What the task requires ▸
The records below must be transcribed exactly. Do not include the pictures.

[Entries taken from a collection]
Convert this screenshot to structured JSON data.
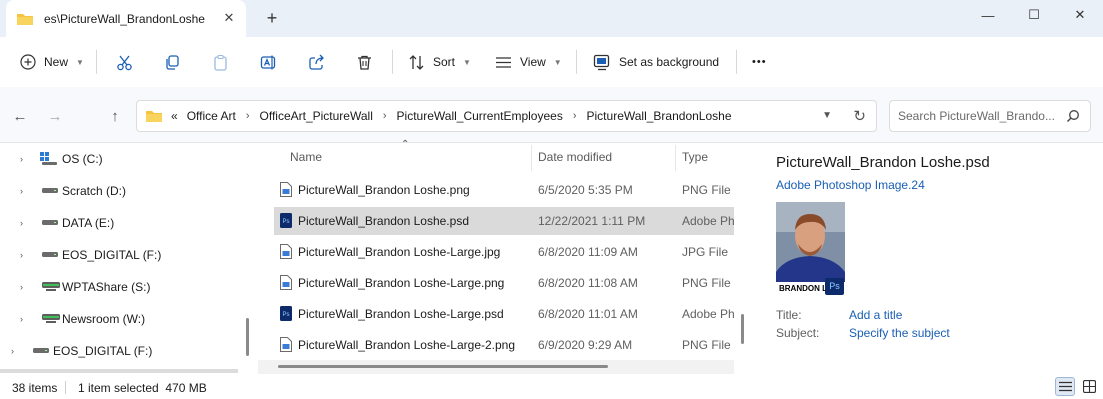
{
  "window": {
    "tab_title": "es\\PictureWall_BrandonLoshe",
    "tab_close": "✕",
    "new_tab": "+",
    "minimize": "—",
    "maximize": "☐",
    "close": "✕"
  },
  "toolbar": {
    "new_label": "New",
    "sort_label": "Sort",
    "view_label": "View",
    "set_background_label": "Set as background",
    "more_label": "•••",
    "icons": [
      "plus-circle-icon",
      "cut-icon",
      "copy-icon",
      "paste-icon",
      "rename-icon",
      "share-icon",
      "delete-icon",
      "sort-icon",
      "view-icon",
      "set-background-icon",
      "more-icon"
    ]
  },
  "address": {
    "overflow": "«",
    "separator": "›",
    "crumbs": [
      "Office Art",
      "OfficeArt_PictureWall",
      "PictureWall_CurrentEmployees",
      "PictureWall_BrandonLoshe"
    ],
    "dropdown": "⌄",
    "refresh": "↻"
  },
  "nav_buttons": {
    "back": "←",
    "forward": "→",
    "up": "↑"
  },
  "search": {
    "placeholder": "Search PictureWall_Brando..."
  },
  "nav_pane": {
    "items": [
      {
        "label": "OS (C:)",
        "icon": "windows-drive-icon",
        "expander": "›"
      },
      {
        "label": "Scratch (D:)",
        "icon": "drive-icon",
        "expander": "›"
      },
      {
        "label": "DATA (E:)",
        "icon": "drive-icon",
        "expander": "›"
      },
      {
        "label": "EOS_DIGITAL (F:)",
        "icon": "drive-icon",
        "expander": "›"
      },
      {
        "label": "WPTAShare (S:)",
        "icon": "network-drive-icon",
        "expander": "›"
      },
      {
        "label": "Newsroom (W:)",
        "icon": "network-drive-icon",
        "expander": "›"
      },
      {
        "label": "EOS_DIGITAL (F:)",
        "icon": "drive-icon",
        "expander": "›"
      }
    ]
  },
  "file_list": {
    "columns": {
      "name": "Name",
      "date": "Date modified",
      "type": "Type"
    },
    "sort_indicator": "⌃",
    "rows": [
      {
        "name": "PictureWall_Brandon Loshe.png",
        "date": "6/5/2020 5:35 PM",
        "type": "PNG File",
        "icon": "png-file-icon",
        "selected": false
      },
      {
        "name": "PictureWall_Brandon Loshe.psd",
        "date": "12/22/2021 1:11 PM",
        "type": "Adobe Ph",
        "icon": "psd-file-icon",
        "selected": true
      },
      {
        "name": "PictureWall_Brandon Loshe-Large.jpg",
        "date": "6/8/2020 11:09 AM",
        "type": "JPG File",
        "icon": "jpg-file-icon",
        "selected": false
      },
      {
        "name": "PictureWall_Brandon Loshe-Large.png",
        "date": "6/8/2020 11:08 AM",
        "type": "PNG File",
        "icon": "png-file-icon",
        "selected": false
      },
      {
        "name": "PictureWall_Brandon Loshe-Large.psd",
        "date": "6/8/2020 11:01 AM",
        "type": "Adobe Ph",
        "icon": "psd-file-icon",
        "selected": false
      },
      {
        "name": "PictureWall_Brandon Loshe-Large-2.png",
        "date": "6/9/2020 9:29 AM",
        "type": "PNG File",
        "icon": "png-file-icon",
        "selected": false
      }
    ]
  },
  "details": {
    "file_name": "PictureWall_Brandon Loshe.psd",
    "file_type": "Adobe Photoshop Image.24",
    "thumbnail_caption": "BRANDON LO",
    "thumbnail_badge": "Ps",
    "title_label": "Title:",
    "title_value": "Add a title",
    "subject_label": "Subject:",
    "subject_value": "Specify the subject"
  },
  "status": {
    "item_count": "38 items",
    "selection": "1 item selected  470 MB"
  },
  "colors": {
    "accent": "#1a5fb4",
    "selected_row": "#dadada",
    "titlebar": "#eaf0f7",
    "folder": "#f6c343",
    "psd_blue": "#0d2a6b"
  }
}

Completed exercise ▸
Convert this screenshot to structured JSON data.
{
  "window": {
    "tab_title": "es\\PictureWall_BrandonLoshe",
    "tab_close": "✕",
    "new_tab": "+",
    "minimize": "—",
    "maximize": "☐",
    "close": "✕"
  },
  "toolbar": {
    "new_label": "New",
    "sort_label": "Sort",
    "view_label": "View",
    "set_background_label": "Set as background",
    "more_label": "•••",
    "icons": [
      "plus-circle-icon",
      "cut-icon",
      "copy-icon",
      "paste-icon",
      "rename-icon",
      "share-icon",
      "delete-icon",
      "sort-icon",
      "view-icon",
      "set-background-icon",
      "more-icon"
    ]
  },
  "address": {
    "overflow": "«",
    "separator": "›",
    "crumbs": [
      "Office Art",
      "OfficeArt_PictureWall",
      "PictureWall_CurrentEmployees",
      "PictureWall_BrandonLoshe"
    ],
    "dropdown": "⌄",
    "refresh": "↻"
  },
  "nav_buttons": {
    "back": "←",
    "forward": "→",
    "up": "↑"
  },
  "search": {
    "placeholder": "Search PictureWall_Brando..."
  },
  "nav_pane": {
    "items": [
      {
        "label": "OS (C:)",
        "icon": "windows-drive-icon",
        "expander": "›"
      },
      {
        "label": "Scratch (D:)",
        "icon": "drive-icon",
        "expander": "›"
      },
      {
        "label": "DATA (E:)",
        "icon": "drive-icon",
        "expander": "›"
      },
      {
        "label": "EOS_DIGITAL (F:)",
        "icon": "drive-icon",
        "expander": "›"
      },
      {
        "label": "WPTAShare (S:)",
        "icon": "network-drive-icon",
        "expander": "›"
      },
      {
        "label": "Newsroom (W:)",
        "icon": "network-drive-icon",
        "expander": "›"
      },
      {
        "label": "EOS_DIGITAL (F:)",
        "icon": "drive-icon",
        "expander": "›"
      }
    ]
  },
  "file_list": {
    "columns": {
      "name": "Name",
      "date": "Date modified",
      "type": "Type"
    },
    "sort_indicator": "⌃",
    "rows": [
      {
        "name": "PictureWall_Brandon Loshe.png",
        "date": "6/5/2020 5:35 PM",
        "type": "PNG File",
        "icon": "png-file-icon",
        "selected": false
      },
      {
        "name": "PictureWall_Brandon Loshe.psd",
        "date": "12/22/2021 1:11 PM",
        "type": "Adobe Ph",
        "icon": "psd-file-icon",
        "selected": true
      },
      {
        "name": "PictureWall_Brandon Loshe-Large.jpg",
        "date": "6/8/2020 11:09 AM",
        "type": "JPG File",
        "icon": "jpg-file-icon",
        "selected": false
      },
      {
        "name": "PictureWall_Brandon Loshe-Large.png",
        "date": "6/8/2020 11:08 AM",
        "type": "PNG File",
        "icon": "png-file-icon",
        "selected": false
      },
      {
        "name": "PictureWall_Brandon Loshe-Large.psd",
        "date": "6/8/2020 11:01 AM",
        "type": "Adobe Ph",
        "icon": "psd-file-icon",
        "selected": false
      },
      {
        "name": "PictureWall_Brandon Loshe-Large-2.png",
        "date": "6/9/2020 9:29 AM",
        "type": "PNG File",
        "icon": "png-file-icon",
        "selected": false
      }
    ]
  },
  "details": {
    "file_name": "PictureWall_Brandon Loshe.psd",
    "file_type": "Adobe Photoshop Image.24",
    "thumbnail_caption": "BRANDON LO",
    "thumbnail_badge": "Ps",
    "title_label": "Title:",
    "title_value": "Add a title",
    "subject_label": "Subject:",
    "subject_value": "Specify the subject"
  },
  "status": {
    "item_count": "38 items",
    "selection": "1 item selected  470 MB"
  },
  "colors": {
    "accent": "#1a5fb4",
    "selected_row": "#dadada",
    "titlebar": "#eaf0f7",
    "folder": "#f6c343",
    "psd_blue": "#0d2a6b"
  }
}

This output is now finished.